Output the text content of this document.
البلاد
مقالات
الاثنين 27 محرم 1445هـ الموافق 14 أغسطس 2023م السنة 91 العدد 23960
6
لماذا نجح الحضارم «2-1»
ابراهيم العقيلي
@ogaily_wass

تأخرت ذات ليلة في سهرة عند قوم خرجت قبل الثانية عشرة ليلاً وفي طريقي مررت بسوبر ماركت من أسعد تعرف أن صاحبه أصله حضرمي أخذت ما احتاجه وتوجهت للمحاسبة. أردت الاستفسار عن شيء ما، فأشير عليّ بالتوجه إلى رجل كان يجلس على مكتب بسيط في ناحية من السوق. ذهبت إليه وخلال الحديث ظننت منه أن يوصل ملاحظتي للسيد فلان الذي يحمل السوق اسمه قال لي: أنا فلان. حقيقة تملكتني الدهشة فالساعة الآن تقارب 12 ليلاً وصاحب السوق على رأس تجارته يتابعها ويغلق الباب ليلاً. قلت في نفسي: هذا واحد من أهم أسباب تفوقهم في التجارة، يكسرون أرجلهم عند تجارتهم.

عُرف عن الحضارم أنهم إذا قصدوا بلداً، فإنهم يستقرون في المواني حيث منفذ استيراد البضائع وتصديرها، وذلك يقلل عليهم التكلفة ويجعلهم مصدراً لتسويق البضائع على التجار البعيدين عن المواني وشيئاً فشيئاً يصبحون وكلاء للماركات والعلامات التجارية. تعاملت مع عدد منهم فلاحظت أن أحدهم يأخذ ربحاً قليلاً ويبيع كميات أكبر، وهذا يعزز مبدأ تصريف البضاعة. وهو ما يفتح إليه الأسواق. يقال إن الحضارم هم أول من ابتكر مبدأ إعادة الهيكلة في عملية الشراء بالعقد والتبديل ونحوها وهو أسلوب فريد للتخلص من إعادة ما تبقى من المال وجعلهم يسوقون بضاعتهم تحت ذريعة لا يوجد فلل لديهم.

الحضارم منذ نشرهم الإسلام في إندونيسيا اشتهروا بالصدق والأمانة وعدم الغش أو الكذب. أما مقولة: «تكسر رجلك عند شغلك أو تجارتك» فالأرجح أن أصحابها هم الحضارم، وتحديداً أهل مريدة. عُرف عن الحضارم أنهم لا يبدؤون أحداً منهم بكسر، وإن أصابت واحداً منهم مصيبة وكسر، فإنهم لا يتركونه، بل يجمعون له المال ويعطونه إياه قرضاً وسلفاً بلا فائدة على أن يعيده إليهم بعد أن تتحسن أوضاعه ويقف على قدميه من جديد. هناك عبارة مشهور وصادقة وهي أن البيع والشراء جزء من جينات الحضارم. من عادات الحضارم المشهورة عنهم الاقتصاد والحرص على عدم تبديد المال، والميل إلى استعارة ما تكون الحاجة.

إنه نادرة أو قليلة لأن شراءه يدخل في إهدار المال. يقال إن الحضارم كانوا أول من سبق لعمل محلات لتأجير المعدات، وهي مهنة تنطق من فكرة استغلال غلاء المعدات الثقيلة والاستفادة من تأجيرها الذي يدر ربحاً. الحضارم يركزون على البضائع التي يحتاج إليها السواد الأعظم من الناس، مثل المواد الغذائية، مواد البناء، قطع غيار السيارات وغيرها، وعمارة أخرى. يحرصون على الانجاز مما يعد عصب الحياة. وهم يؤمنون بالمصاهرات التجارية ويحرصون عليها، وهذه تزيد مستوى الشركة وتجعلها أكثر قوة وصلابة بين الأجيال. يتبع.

* **SET EXERCISE**
Each line above that holds the string "البضائع" should be copied and shown.

* **COMPLETED TASK**
عُرف عن الحضارم أنهم إذا قصدوا بلداً، فإنهم يستقرون في المواني حيث منفذ استيراد البضائع وتصديرها، وذلك يقلل عليهم التكلفة ويجعلهم مصدراً لتسويق البضائع على التجار البعيدين عن المواني وشيئاً فشيئاً يصبحون وكلاء للماركات والعلامات التجارية. تعاملت مع عدد منهم فلاحظت أن أحدهم يأخذ ربحاً قليلاً ويبيع كميات أكبر، وهذا يعزز مبدأ تصريف البضاعة. وهو ما يفتح إليه الأسواق. يقال إن الحضارم هم أول من ابتكر مبدأ إعادة الهيكلة في عملية الشراء بالعقد والتبديل ونحوها وهو أسلوب فريد للتخلص من إعادة ما تبقى من المال وجعلهم يسوقون بضاعتهم تحت ذريعة لا يوجد فلل لديهم.
إنه نادرة أو قليلة لأن شراءه يدخل في إهدار المال. يقال إن الحضارم كانوا أول من سبق لعمل محلات لتأجير المعدات، وهي مهنة تنطق من فكرة استغلال غلاء المعدات الثقيلة والاستفادة من تأجيرها الذي يدر ربحاً. الحضارم يركزون على البضائع التي يحتاج إليها السواد الأعظم من الناس، مثل المواد الغذائية، مواد البناء، قطع غيار السيارات وغيرها، وعمارة أخرى. يحرصون على الانجاز مما يعد عصب الحياة. وهم يؤمنون بالمصاهرات التجارية ويحرصون عليها، وهذه تزيد مستوى الشركة وتجعلها أكثر قوة وصلابة بين الأجيال. يتبع.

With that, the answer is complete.